> [Problem details]: Output the material below in its entirety, exactly as given.

> [Records provided]:
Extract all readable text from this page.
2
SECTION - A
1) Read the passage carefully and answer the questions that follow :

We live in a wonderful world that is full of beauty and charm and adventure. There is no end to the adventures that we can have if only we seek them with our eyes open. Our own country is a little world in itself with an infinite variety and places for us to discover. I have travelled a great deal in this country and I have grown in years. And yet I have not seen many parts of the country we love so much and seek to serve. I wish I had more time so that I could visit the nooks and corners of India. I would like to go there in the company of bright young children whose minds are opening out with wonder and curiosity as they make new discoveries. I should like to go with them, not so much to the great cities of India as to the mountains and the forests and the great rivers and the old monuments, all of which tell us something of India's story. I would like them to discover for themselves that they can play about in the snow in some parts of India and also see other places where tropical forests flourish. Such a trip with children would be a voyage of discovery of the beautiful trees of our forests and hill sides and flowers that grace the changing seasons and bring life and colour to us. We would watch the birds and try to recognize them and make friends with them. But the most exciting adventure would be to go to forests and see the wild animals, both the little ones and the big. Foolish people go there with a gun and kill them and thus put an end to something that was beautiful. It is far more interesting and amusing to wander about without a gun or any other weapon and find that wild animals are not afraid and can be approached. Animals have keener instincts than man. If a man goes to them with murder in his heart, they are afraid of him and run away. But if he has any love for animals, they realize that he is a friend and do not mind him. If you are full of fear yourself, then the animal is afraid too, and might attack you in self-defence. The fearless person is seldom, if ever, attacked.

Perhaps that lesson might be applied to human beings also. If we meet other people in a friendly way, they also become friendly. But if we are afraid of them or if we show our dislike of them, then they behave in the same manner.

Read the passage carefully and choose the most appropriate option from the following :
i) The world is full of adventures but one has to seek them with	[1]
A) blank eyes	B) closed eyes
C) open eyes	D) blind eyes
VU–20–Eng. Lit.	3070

> [Finished task]:
Extract all readable text from this page.
2
SECTION - A
1) Read the passage carefully and answer the questions that follow :

We live in a wonderful world that is full of beauty and charm and adventure. There is no end to the adventures that we can have if only we seek them with our eyes open. Our own country is a little world in itself with an infinite variety and places for us to discover. I have travelled a great deal in this country and I have grown in years. And yet I have not seen many parts of the country we love so much and seek to serve. I wish I had more time so that I could visit the nooks and corners of India. I would like to go there in the company of bright young children whose minds are opening out with wonder and curiosity as they make new discoveries. I should like to go with them, not so much to the great cities of India as to the mountains and the forests and the great rivers and the old monuments, all of which tell us something of India's story. I would like them to discover for themselves that they can play about in the snow in some parts of India and also see other places where tropical forests flourish. Such a trip with children would be a voyage of discovery of the beautiful trees of our forests and hill sides and flowers that grace the changing seasons and bring life and colour to us. We would watch the birds and try to recognize them and make friends with them. But the most exciting adventure would be to go to forests and see the wild animals, both the little ones and the big. Foolish people go there with a gun and kill them and thus put an end to something that was beautiful. It is far more interesting and amusing to wander about without a gun or any other weapon and find that wild animals are not afraid and can be approached. Animals have keener instincts than man. If a man goes to them with murder in his heart, they are afraid of him and run away. But if he has any love for animals, they realize that he is a friend and do not mind him. If you are full of fear yourself, then the animal is afraid too, and might attack you in self-defence. The fearless person is seldom, if ever, attacked.

Perhaps that lesson might be applied to human beings also. If we meet other people in a friendly way, they also become friendly. But if we are afraid of them or if we show our dislike of them, then they behave in the same manner.

Read the passage carefully and choose the most appropriate option from the following :
i) The world is full of adventures but one has to seek them with	[1]
A) blank eyes	B) closed eyes
C) open eyes	D) blind eyes
VU–20–Eng. Lit.	3070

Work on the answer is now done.